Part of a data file

____________________

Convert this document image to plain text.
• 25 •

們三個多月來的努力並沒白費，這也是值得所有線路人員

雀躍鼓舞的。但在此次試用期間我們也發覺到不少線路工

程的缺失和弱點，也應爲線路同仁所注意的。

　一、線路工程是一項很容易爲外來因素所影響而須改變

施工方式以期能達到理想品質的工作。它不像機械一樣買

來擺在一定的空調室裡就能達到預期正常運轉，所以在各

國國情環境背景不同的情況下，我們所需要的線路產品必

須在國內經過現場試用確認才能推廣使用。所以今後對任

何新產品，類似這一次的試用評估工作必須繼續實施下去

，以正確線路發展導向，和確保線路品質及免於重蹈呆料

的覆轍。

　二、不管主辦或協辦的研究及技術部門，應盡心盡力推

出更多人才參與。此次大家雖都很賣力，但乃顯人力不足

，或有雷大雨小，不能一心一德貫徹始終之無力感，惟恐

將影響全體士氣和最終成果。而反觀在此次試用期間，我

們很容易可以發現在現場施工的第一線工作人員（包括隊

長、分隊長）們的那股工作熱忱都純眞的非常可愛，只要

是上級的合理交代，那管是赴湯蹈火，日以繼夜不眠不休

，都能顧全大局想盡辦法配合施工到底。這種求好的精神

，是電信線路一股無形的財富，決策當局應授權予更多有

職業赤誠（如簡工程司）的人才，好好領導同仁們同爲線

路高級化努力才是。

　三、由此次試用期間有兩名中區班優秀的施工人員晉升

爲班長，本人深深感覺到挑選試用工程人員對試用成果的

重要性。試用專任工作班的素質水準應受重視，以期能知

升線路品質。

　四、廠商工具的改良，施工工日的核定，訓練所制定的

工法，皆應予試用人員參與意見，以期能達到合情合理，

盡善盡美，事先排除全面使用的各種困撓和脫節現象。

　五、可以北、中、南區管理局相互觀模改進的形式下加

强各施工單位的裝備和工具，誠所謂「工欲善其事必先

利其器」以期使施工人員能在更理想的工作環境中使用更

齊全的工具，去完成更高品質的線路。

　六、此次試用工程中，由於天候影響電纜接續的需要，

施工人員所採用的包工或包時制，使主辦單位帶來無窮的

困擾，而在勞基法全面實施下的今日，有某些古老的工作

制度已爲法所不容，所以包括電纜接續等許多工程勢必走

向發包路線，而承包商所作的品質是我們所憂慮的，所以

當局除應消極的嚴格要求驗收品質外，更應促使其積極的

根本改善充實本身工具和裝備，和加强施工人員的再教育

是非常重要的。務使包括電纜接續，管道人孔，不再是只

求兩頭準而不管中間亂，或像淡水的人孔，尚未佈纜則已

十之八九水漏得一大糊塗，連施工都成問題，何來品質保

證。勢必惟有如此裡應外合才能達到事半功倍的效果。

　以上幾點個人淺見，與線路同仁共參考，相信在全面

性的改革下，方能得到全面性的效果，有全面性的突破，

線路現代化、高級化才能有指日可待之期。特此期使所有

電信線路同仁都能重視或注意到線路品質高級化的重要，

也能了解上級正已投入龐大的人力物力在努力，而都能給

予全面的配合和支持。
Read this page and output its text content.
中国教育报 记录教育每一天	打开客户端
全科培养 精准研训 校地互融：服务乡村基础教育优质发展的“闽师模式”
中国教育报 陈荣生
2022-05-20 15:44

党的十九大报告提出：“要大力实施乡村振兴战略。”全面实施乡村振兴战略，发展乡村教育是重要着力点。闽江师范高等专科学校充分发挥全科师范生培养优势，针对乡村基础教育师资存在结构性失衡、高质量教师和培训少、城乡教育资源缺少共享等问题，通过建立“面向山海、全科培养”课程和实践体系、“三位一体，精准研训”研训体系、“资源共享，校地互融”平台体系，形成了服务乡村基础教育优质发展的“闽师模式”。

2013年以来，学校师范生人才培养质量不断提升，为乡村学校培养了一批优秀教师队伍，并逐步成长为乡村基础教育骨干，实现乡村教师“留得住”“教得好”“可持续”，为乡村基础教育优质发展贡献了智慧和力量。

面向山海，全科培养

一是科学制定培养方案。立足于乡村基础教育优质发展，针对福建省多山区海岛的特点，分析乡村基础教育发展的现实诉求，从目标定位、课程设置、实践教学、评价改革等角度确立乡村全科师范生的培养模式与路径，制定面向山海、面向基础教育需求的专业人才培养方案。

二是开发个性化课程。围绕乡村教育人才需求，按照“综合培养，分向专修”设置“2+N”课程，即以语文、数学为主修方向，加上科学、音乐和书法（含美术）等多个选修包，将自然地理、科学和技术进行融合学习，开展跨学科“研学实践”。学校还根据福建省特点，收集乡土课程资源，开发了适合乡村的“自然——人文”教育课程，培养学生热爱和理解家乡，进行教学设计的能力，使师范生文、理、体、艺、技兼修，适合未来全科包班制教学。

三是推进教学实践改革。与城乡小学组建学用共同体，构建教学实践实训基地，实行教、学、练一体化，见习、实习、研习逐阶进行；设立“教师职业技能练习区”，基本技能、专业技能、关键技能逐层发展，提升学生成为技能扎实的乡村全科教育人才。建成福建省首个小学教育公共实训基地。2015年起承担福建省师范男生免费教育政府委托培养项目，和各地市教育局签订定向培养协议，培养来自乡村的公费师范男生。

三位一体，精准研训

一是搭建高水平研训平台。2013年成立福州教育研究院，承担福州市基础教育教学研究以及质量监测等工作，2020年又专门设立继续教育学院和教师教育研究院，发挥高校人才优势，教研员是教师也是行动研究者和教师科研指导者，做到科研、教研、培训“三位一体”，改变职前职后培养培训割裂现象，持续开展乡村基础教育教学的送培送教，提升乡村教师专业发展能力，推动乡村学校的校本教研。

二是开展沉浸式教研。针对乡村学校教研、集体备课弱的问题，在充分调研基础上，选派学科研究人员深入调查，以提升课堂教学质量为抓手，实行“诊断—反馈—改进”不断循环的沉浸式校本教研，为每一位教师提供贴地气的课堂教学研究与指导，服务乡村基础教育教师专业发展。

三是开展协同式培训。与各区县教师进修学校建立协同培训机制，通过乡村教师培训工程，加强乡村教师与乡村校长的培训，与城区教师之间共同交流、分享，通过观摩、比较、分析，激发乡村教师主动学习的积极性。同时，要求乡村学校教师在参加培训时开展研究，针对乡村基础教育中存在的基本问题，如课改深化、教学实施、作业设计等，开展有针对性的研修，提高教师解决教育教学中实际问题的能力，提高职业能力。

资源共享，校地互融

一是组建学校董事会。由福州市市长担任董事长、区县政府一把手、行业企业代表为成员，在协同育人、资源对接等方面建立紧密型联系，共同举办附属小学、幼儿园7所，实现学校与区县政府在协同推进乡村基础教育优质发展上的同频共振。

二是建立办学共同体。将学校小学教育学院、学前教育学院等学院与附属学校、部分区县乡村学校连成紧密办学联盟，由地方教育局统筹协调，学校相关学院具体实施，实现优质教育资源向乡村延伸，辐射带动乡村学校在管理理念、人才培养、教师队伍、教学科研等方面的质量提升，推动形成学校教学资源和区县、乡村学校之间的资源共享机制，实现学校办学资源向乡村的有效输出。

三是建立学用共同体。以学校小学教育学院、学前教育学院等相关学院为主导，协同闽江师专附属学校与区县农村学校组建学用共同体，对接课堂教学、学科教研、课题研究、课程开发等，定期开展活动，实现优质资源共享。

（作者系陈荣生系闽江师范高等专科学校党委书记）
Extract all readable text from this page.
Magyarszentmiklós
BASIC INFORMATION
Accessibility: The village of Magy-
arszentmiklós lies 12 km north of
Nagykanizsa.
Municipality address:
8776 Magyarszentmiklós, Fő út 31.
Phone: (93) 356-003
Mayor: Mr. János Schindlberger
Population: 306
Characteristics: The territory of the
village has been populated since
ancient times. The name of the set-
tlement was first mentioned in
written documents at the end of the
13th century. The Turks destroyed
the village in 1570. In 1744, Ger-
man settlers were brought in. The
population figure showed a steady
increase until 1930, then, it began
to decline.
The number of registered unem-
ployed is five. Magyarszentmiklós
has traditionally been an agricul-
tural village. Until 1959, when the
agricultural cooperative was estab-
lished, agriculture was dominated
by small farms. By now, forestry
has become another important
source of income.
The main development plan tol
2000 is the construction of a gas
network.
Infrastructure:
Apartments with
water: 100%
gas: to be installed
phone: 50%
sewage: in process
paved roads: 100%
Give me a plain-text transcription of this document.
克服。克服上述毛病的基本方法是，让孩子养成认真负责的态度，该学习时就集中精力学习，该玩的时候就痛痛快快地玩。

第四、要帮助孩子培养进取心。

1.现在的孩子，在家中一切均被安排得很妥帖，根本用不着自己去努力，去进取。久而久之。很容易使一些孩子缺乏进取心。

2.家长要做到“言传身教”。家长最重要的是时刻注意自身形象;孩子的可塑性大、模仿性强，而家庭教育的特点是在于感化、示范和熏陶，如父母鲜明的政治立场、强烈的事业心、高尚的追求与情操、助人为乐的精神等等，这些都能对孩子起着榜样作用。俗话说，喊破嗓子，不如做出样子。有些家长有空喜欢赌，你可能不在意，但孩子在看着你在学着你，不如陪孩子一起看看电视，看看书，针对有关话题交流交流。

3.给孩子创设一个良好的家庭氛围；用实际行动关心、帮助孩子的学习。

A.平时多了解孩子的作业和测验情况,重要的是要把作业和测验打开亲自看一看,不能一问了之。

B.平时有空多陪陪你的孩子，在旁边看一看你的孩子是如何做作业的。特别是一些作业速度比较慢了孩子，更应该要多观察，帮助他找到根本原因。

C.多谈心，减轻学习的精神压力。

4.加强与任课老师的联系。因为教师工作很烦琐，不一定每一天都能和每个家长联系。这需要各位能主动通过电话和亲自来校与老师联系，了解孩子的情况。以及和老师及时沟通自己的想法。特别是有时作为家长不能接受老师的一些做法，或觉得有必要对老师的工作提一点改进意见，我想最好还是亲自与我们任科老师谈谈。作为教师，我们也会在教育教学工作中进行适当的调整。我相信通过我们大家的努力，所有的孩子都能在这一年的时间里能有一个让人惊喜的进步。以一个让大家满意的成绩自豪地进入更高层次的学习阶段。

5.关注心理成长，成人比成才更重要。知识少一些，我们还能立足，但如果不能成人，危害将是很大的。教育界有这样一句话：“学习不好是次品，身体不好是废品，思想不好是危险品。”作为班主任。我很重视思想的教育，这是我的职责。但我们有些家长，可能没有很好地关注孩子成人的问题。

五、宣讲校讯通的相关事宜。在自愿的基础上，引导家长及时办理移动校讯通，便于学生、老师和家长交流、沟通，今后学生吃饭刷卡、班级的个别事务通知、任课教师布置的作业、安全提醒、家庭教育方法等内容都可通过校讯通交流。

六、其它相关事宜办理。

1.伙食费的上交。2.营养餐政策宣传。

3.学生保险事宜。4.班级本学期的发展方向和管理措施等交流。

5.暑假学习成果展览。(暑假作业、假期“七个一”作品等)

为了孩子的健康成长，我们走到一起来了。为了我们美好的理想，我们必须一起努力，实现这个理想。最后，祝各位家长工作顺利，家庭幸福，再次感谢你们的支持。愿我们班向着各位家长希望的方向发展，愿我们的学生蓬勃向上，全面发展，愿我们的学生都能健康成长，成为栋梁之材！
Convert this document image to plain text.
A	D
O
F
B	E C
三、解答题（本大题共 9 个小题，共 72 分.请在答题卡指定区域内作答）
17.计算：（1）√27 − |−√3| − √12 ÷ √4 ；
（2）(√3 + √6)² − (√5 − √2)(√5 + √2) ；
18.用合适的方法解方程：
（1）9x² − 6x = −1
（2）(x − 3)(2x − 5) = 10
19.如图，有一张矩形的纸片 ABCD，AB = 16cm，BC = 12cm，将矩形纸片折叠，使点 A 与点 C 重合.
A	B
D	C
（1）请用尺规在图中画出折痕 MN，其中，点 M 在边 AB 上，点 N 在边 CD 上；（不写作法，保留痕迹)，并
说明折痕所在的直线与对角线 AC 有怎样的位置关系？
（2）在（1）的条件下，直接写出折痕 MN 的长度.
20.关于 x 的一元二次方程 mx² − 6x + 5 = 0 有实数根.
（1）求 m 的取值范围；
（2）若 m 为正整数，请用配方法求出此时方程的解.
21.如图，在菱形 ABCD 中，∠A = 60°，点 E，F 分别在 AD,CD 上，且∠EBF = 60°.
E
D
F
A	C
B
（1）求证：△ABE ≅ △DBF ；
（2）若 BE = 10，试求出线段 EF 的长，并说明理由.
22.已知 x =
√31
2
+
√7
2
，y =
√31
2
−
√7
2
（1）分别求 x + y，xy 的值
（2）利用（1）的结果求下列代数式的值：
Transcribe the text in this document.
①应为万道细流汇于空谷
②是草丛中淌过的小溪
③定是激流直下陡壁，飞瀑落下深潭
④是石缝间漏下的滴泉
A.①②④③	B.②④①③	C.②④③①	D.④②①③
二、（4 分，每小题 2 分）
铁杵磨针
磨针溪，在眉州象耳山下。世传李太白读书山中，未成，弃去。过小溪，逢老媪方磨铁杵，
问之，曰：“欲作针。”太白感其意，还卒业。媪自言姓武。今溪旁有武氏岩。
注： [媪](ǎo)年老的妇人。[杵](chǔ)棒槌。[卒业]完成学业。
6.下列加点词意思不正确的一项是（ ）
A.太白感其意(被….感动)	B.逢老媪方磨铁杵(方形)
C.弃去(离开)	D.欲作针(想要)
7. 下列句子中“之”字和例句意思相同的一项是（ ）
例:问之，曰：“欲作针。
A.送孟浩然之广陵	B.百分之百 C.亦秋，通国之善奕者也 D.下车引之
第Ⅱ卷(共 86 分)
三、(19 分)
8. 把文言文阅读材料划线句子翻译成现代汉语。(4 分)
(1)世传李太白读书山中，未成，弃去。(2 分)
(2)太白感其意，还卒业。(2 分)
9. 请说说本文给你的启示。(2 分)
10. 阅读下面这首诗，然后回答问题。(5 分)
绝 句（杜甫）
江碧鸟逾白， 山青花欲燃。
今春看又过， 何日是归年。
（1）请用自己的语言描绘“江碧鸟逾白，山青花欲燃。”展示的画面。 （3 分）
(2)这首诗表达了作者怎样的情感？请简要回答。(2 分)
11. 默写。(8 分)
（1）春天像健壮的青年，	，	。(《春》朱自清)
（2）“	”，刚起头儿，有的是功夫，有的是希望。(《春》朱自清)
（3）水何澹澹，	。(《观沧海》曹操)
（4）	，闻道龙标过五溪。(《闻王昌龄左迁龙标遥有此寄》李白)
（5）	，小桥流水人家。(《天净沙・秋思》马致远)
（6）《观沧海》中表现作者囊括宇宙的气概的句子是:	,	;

____________________

Where a line above holds the string "page", show that line.

Read this page and output its text content.
Extract all readable text from this page.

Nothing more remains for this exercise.